Collection entries
************
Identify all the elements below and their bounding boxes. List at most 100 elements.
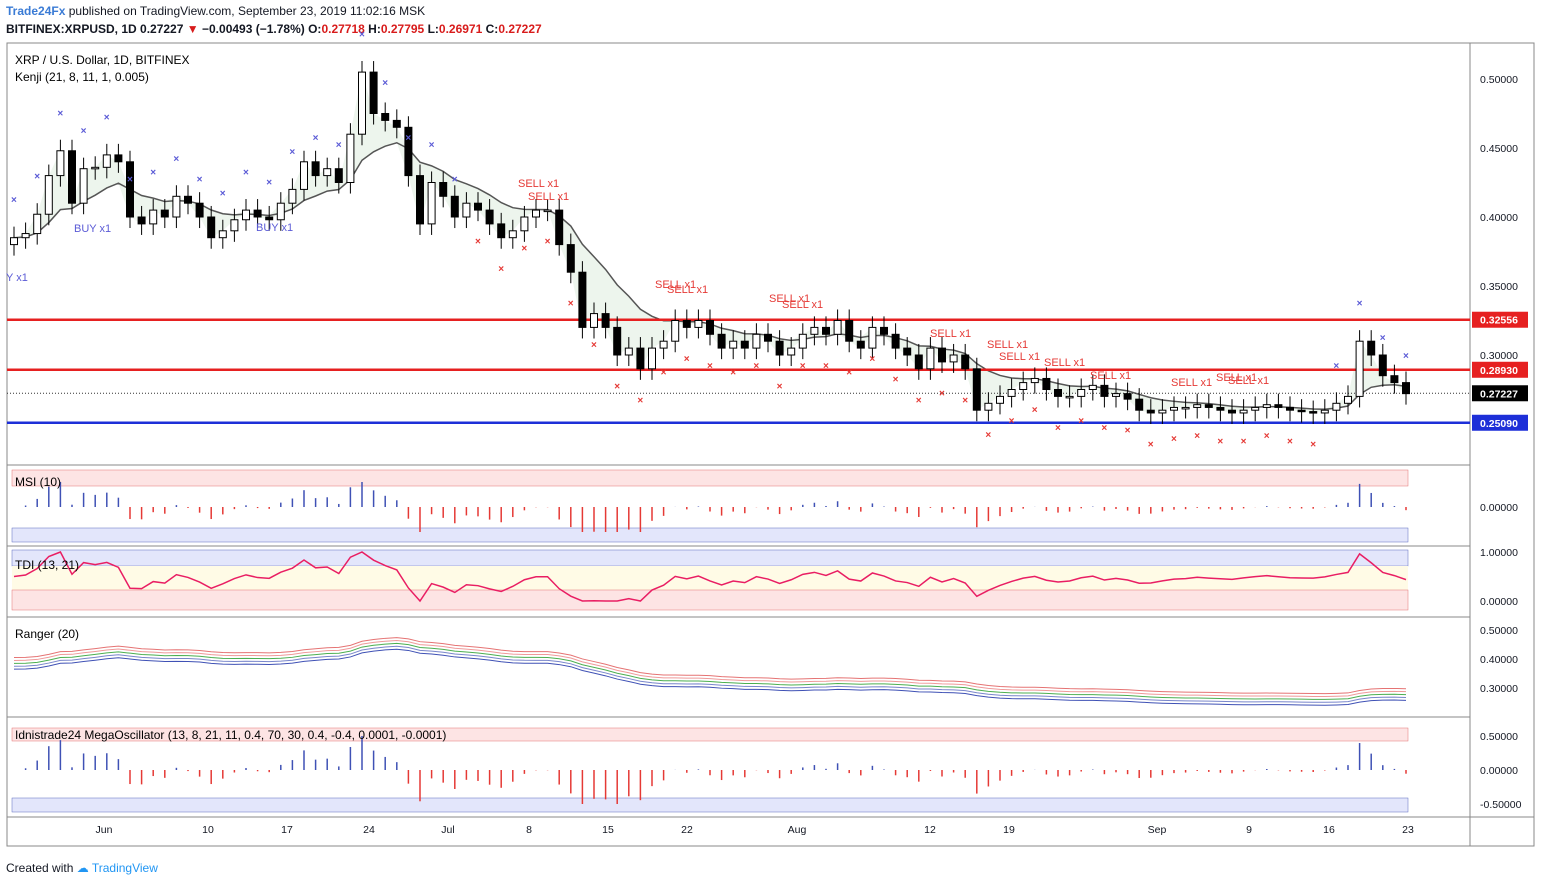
last-price-tag — [1472, 385, 1528, 402]
signal-cross: × — [614, 382, 620, 393]
signal-cross: × — [753, 361, 759, 372]
time-tick-label: 15 — [602, 824, 614, 836]
created-with-label: Created with — [6, 861, 74, 875]
candle-body — [33, 213, 42, 235]
signal-cross: × — [57, 108, 63, 119]
signal-label: SELL x1 — [1044, 357, 1085, 369]
signal-label: SELL x1 — [1090, 370, 1131, 382]
time-tick-label: 23 — [1402, 824, 1414, 836]
signal-cross: × — [661, 368, 667, 379]
candle-body — [1146, 409, 1155, 414]
published-text: published on TradingView.com, September … — [68, 4, 426, 18]
price-tag-label: 0.25090 — [1480, 418, 1518, 430]
candle-body — [590, 313, 598, 328]
candle-body — [1320, 409, 1329, 414]
candle-body — [369, 71, 378, 114]
candle-body — [729, 340, 738, 349]
signal-cross: × — [359, 30, 365, 41]
signal-cross: × — [220, 188, 226, 199]
symbol-line: BITFINEX:XRPUSD, 1D 0.27227 ▼ −0.00493 (… — [6, 22, 542, 36]
candle-body — [1216, 406, 1225, 411]
candle-body — [195, 202, 204, 218]
high-label: H: — [368, 22, 381, 36]
tradingview-brand[interactable]: TradingView — [91, 861, 158, 875]
tdi-pane-title: TDI (13, 21) — [15, 558, 79, 572]
signal-cross: × — [81, 126, 87, 137]
signal-cross: × — [568, 299, 574, 310]
signal-label: SELL x1 — [1216, 372, 1257, 384]
signal-label: SELL x1 — [999, 351, 1040, 363]
candle-body — [624, 347, 633, 356]
price-change: −0.00493 (−1.78%) — [202, 22, 305, 36]
publisher-name[interactable]: Trade24Fx — [6, 4, 66, 18]
candle-body — [288, 188, 297, 204]
candle-body — [44, 175, 53, 215]
candle-body — [392, 119, 401, 128]
candle-body — [508, 230, 517, 239]
subpane-tick-label: -0.50000 — [1480, 799, 1522, 811]
candle-body — [149, 209, 158, 225]
price-tag — [1472, 414, 1528, 431]
close-value: 0.27227 — [498, 22, 542, 36]
signal-label: BUY x1 — [256, 222, 293, 234]
signal-cross: × — [985, 430, 991, 441]
msi-lower-band — [11, 527, 1409, 543]
candle-body — [555, 209, 564, 246]
candle-body — [1332, 402, 1341, 411]
time-tick-label: 17 — [281, 824, 293, 836]
last-price-tag-label: 0.27227 — [1480, 388, 1518, 400]
price-tick-label: 0.50000 — [1480, 74, 1518, 86]
signal-label: SELL x1 — [987, 339, 1028, 351]
candle-body — [462, 202, 471, 218]
candle-body — [207, 216, 216, 239]
candle-body — [752, 333, 761, 349]
candle-body — [972, 368, 981, 411]
candle-body — [1367, 340, 1376, 356]
tradingview-cloud-icon: ☁ — [76, 861, 89, 875]
signal-cross: × — [962, 395, 968, 406]
kenji-cloud — [14, 72, 1406, 413]
subpane-tick-label: 0.00000 — [1480, 765, 1518, 777]
main-pane-title: XRP / U.S. Dollar, 1D, BITFINEX — [15, 53, 190, 67]
candle-body — [694, 320, 703, 328]
signal-cross: × — [545, 237, 551, 248]
price-tag — [1472, 361, 1528, 378]
chart-frame — [6, 42, 1535, 847]
signal-label: SELL x1 — [655, 279, 696, 291]
time-tick-label: 19 — [1003, 824, 1015, 836]
candle-body — [868, 326, 877, 349]
open-label: O: — [308, 22, 322, 36]
signal-cross: × — [869, 354, 875, 365]
signal-cross: × — [475, 237, 481, 248]
candle-body — [276, 202, 285, 221]
time-tick-label: 10 — [202, 824, 214, 836]
candle-body — [381, 113, 390, 121]
candle-body — [996, 395, 1004, 404]
ranger-line — [13, 639, 1407, 697]
signal-label: SELL x1 — [518, 178, 559, 190]
candle-body — [532, 209, 540, 218]
tdi-line — [13, 551, 1407, 603]
signal-cross: × — [591, 340, 597, 351]
signal-cross: × — [1194, 431, 1200, 442]
candle-body — [1065, 395, 1074, 399]
signal-cross: × — [823, 361, 829, 372]
candle-body — [1030, 377, 1039, 384]
signal-cross: × — [939, 388, 945, 399]
candle-body — [984, 402, 993, 411]
signal-cross: × — [1125, 426, 1131, 437]
signal-cross: × — [498, 264, 504, 275]
subpane-tick-label: 0.50000 — [1480, 625, 1518, 637]
close-label: C: — [485, 22, 499, 36]
candle-body — [1170, 406, 1178, 411]
candle-body — [311, 161, 320, 177]
candle-body — [822, 326, 830, 335]
candle-body — [1019, 382, 1028, 391]
candle-body — [787, 347, 796, 356]
signal-cross: × — [452, 175, 458, 186]
signal-cross: × — [1310, 439, 1316, 450]
signal-cross: × — [173, 154, 179, 165]
mega-pane-title: Idnistrade24 MegaOscillator (13, 8, 21, … — [15, 728, 446, 742]
candle-body — [1286, 406, 1294, 411]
************
Convert every line of the rows above into a Markdown table with two columns, No. and Entry, where No. gives each line's sequence number. Omit blank lines and leave the pictures out of the table.

| No. | Entry |
|---|---|
| 1 | Identify all the elements below and their bounding boxes. List at most 100 elements. |
| 2 | last-price-tag — [1472, 385, 1528, 402] |
| 3 | signal-cross: × — [614, 382, 620, 393] |
| 4 | signal-cross: × — [753, 361, 759, 372] |
| 5 | time-tick-label: 15 — [602, 824, 614, 836] |
| 6 | created-with-label: Created with — [6, 861, 74, 875] |
| 7 | candle-body — [33, 213, 42, 235] |
| 8 | signal-cross: × — [57, 108, 63, 119] |
| 9 | signal-label: SELL x1 — [1044, 357, 1085, 369] |
| 10 | signal-label: SELL x1 — [1090, 370, 1131, 382] |
| 11 | time-tick-label: 23 — [1402, 824, 1414, 836] |
| 12 | signal-cross: × — [661, 368, 667, 379] |
| 13 | candle-body — [1146, 409, 1155, 414] |
| 14 | published-text: published on TradingView.com, September … — [68, 4, 426, 18] |
| 15 | price-tag-label: 0.25090 — [1480, 418, 1518, 430] |
| 16 | candle-body — [590, 313, 598, 328] |
| 17 | candle-body — [1320, 409, 1329, 414] |
| 18 | candle-body — [369, 71, 378, 114] |
| 19 | candle-body — [729, 340, 738, 349] |
| 20 | signal-cross: × — [359, 30, 365, 41] |
| 21 | signal-cross: × — [220, 188, 226, 199] |
| 22 | symbol-line: BITFINEX:XRPUSD, 1D 0.27227 ▼ −0.00493 (… — [6, 22, 542, 36] |
| 23 | candle-body — [1216, 406, 1225, 411] |
| 24 | candle-body — [195, 202, 204, 218] |
| 25 | high-label: H: — [368, 22, 381, 36] |
| 26 | tradingview-brand[interactable]: TradingView — [91, 861, 158, 875] |
| 27 | tdi-pane-title: TDI (13, 21) — [15, 558, 79, 572] |
| 28 | signal-cross: × — [81, 126, 87, 137] |
| 29 | signal-cross: × — [568, 299, 574, 310] |
| 30 | signal-label: SELL x1 — [1216, 372, 1257, 384] |
| 31 | signal-label: SELL x1 — [999, 351, 1040, 363] |
| 32 | candle-body — [624, 347, 633, 356] |
| 33 | price-change: −0.00493 (−1.78%) — [202, 22, 305, 36] |
| 34 | publisher-name[interactable]: Trade24Fx — [6, 4, 66, 18] |
| 35 | candle-body — [288, 188, 297, 204] |
| 36 | candle-body — [44, 175, 53, 215] |
| 37 | candle-body — [392, 119, 401, 128] |
| 38 | candle-body — [508, 230, 517, 239] |
| 39 | subpane-tick-label: -0.50000 — [1480, 799, 1522, 811] |
| 40 | candle-body — [149, 209, 158, 225] |
| 41 | price-tag — [1472, 414, 1528, 431] |
| 42 | close-value: 0.27227 — [498, 22, 542, 36] |
| 43 | signal-label: BUY x1 — [256, 222, 293, 234] |
| 44 | signal-cross: × — [985, 430, 991, 441] |
| 45 | msi-lower-band — [11, 527, 1409, 543] |
| 46 | candle-body — [555, 209, 564, 246] |
| 47 | candle-body — [1332, 402, 1341, 411] |
| 48 | time-tick-label: 17 — [281, 824, 293, 836] |
| 49 | last-price-tag-label: 0.27227 — [1480, 388, 1518, 400] |
| 50 | price-tick-label: 0.50000 — [1480, 74, 1518, 86] |
| 51 | signal-label: SELL x1 — [987, 339, 1028, 351] |
| 52 | candle-body — [462, 202, 471, 218] |
| 53 | candle-body — [207, 216, 216, 239] |
| 54 | candle-body — [752, 333, 761, 349] |
| 55 | candle-body — [972, 368, 981, 411] |
| 56 | candle-body — [1367, 340, 1376, 356] |
| 57 | tradingview-cloud-icon: ☁ — [76, 861, 89, 875] |
| 58 | signal-cross: × — [962, 395, 968, 406] |
| 59 | kenji-cloud — [14, 72, 1406, 413] |
| 60 | subpane-tick-label: 0.00000 — [1480, 765, 1518, 777] |
| 61 | main-pane-title: XRP / U.S. Dollar, 1D, BITFINEX — [15, 53, 190, 67] |
| 62 | candle-body — [694, 320, 703, 328] |
| 63 | signal-cross: × — [545, 237, 551, 248] |
| 64 | price-tag — [1472, 361, 1528, 378] |
| 65 | chart-frame — [6, 42, 1535, 847] |
| 66 | signal-label: SELL x1 — [655, 279, 696, 291] |
| 67 | time-tick-label: 19 — [1003, 824, 1015, 836] |
| 68 | candle-body — [868, 326, 877, 349] |
| 69 | open-label: O: — [308, 22, 322, 36] |
| 70 | signal-cross: × — [869, 354, 875, 365] |
| 71 | signal-cross: × — [475, 237, 481, 248] |
| 72 | candle-body — [276, 202, 285, 221] |
| 73 | time-tick-label: 10 — [202, 824, 214, 836] |
| 74 | candle-body — [381, 113, 390, 121] |
| 75 | candle-body — [996, 395, 1004, 404] |
| 76 | ranger-line — [13, 639, 1407, 697] |
| 77 | signal-label: SELL x1 — [518, 178, 559, 190] |
| 78 | candle-body — [532, 209, 540, 218] |
| 79 | tdi-line — [13, 551, 1407, 603] |
| 80 | signal-cross: × — [591, 340, 597, 351] |
| 81 | signal-cross: × — [1194, 431, 1200, 442] |
| 82 | candle-body — [1065, 395, 1074, 399] |
| 83 | signal-cross: × — [823, 361, 829, 372] |
| 84 | candle-body — [1030, 377, 1039, 384] |
| 85 | signal-cross: × — [939, 388, 945, 399] |
| 86 | candle-body — [984, 402, 993, 411] |
| 87 | signal-cross: × — [1125, 426, 1131, 437] |
| 88 | signal-cross: × — [498, 264, 504, 275] |
| 89 | subpane-tick-label: 0.50000 — [1480, 625, 1518, 637] |
| 90 | close-label: C: — [485, 22, 499, 36] |
| 91 | candle-body — [1170, 406, 1178, 411] |
| 92 | candle-body — [311, 161, 320, 177] |
| 93 | candle-body — [822, 326, 830, 335] |
| 94 | candle-body — [1019, 382, 1028, 391] |
| 95 | candle-body — [787, 347, 796, 356] |
| 96 | signal-cross: × — [452, 175, 458, 186] |
| 97 | signal-cross: × — [1310, 439, 1316, 450] |
| 98 | signal-cross: × — [173, 154, 179, 165] |
| 99 | mega-pane-title: Idnistrade24 MegaOscillator (13, 8, 21, … — [15, 728, 446, 742] |
| 100 | candle-body — [1286, 406, 1294, 411] |